# START OF DATASET CONTENT

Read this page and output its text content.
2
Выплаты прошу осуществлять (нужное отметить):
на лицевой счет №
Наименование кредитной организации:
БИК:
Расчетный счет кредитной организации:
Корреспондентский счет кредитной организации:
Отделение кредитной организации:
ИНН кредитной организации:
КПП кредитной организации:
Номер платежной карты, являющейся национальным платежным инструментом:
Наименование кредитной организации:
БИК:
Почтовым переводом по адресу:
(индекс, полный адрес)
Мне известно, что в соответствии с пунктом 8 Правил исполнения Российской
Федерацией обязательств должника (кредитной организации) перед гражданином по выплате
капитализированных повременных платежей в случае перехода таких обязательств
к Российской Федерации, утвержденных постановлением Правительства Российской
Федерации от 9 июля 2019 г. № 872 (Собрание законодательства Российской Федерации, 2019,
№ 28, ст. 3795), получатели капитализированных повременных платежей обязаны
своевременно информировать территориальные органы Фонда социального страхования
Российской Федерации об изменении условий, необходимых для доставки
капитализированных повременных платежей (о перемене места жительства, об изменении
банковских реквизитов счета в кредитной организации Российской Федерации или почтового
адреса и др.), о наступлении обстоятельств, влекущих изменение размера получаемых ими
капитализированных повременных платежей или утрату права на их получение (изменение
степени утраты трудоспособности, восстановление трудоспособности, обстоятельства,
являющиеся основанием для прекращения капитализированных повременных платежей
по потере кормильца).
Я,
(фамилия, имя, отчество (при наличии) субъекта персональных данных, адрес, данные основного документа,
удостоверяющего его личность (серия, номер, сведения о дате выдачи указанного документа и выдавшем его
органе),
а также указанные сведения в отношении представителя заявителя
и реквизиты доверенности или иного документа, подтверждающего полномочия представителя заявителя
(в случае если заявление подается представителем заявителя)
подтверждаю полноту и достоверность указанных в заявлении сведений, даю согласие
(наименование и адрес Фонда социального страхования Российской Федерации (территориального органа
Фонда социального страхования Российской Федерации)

# END OF DATASET CONTENT

DIRECTIONS FOR THIS TASK: Please repeat the listing above in full and exactly.

EXERCISE SOLUTION:
Read this page and output its text content.
2
Выплаты прошу осуществлять (нужное отметить):
на лицевой счет №
Наименование кредитной организации:
БИК:
Расчетный счет кредитной организации:
Корреспондентский счет кредитной организации:
Отделение кредитной организации:
ИНН кредитной организации:
КПП кредитной организации:
Номер платежной карты, являющейся национальным платежным инструментом:
Наименование кредитной организации:
БИК:
Почтовым переводом по адресу:
(индекс, полный адрес)
Мне известно, что в соответствии с пунктом 8 Правил исполнения Российской
Федерацией обязательств должника (кредитной организации) перед гражданином по выплате
капитализированных повременных платежей в случае перехода таких обязательств
к Российской Федерации, утвержденных постановлением Правительства Российской
Федерации от 9 июля 2019 г. № 872 (Собрание законодательства Российской Федерации, 2019,
№ 28, ст. 3795), получатели капитализированных повременных платежей обязаны
своевременно информировать территориальные органы Фонда социального страхования
Российской Федерации об изменении условий, необходимых для доставки
капитализированных повременных платежей (о перемене места жительства, об изменении
банковских реквизитов счета в кредитной организации Российской Федерации или почтового
адреса и др.), о наступлении обстоятельств, влекущих изменение размера получаемых ими
капитализированных повременных платежей или утрату права на их получение (изменение
степени утраты трудоспособности, восстановление трудоспособности, обстоятельства,
являющиеся основанием для прекращения капитализированных повременных платежей
по потере кормильца).
Я,
(фамилия, имя, отчество (при наличии) субъекта персональных данных, адрес, данные основного документа,
удостоверяющего его личность (серия, номер, сведения о дате выдачи указанного документа и выдавшем его
органе),
а также указанные сведения в отношении представителя заявителя
и реквизиты доверенности или иного документа, подтверждающего полномочия представителя заявителя
(в случае если заявление подается представителем заявителя)
подтверждаю полноту и достоверность указанных в заявлении сведений, даю согласие
(наименование и адрес Фонда социального страхования Российской Федерации (территориального органа
Фонда социального страхования Российской Федерации)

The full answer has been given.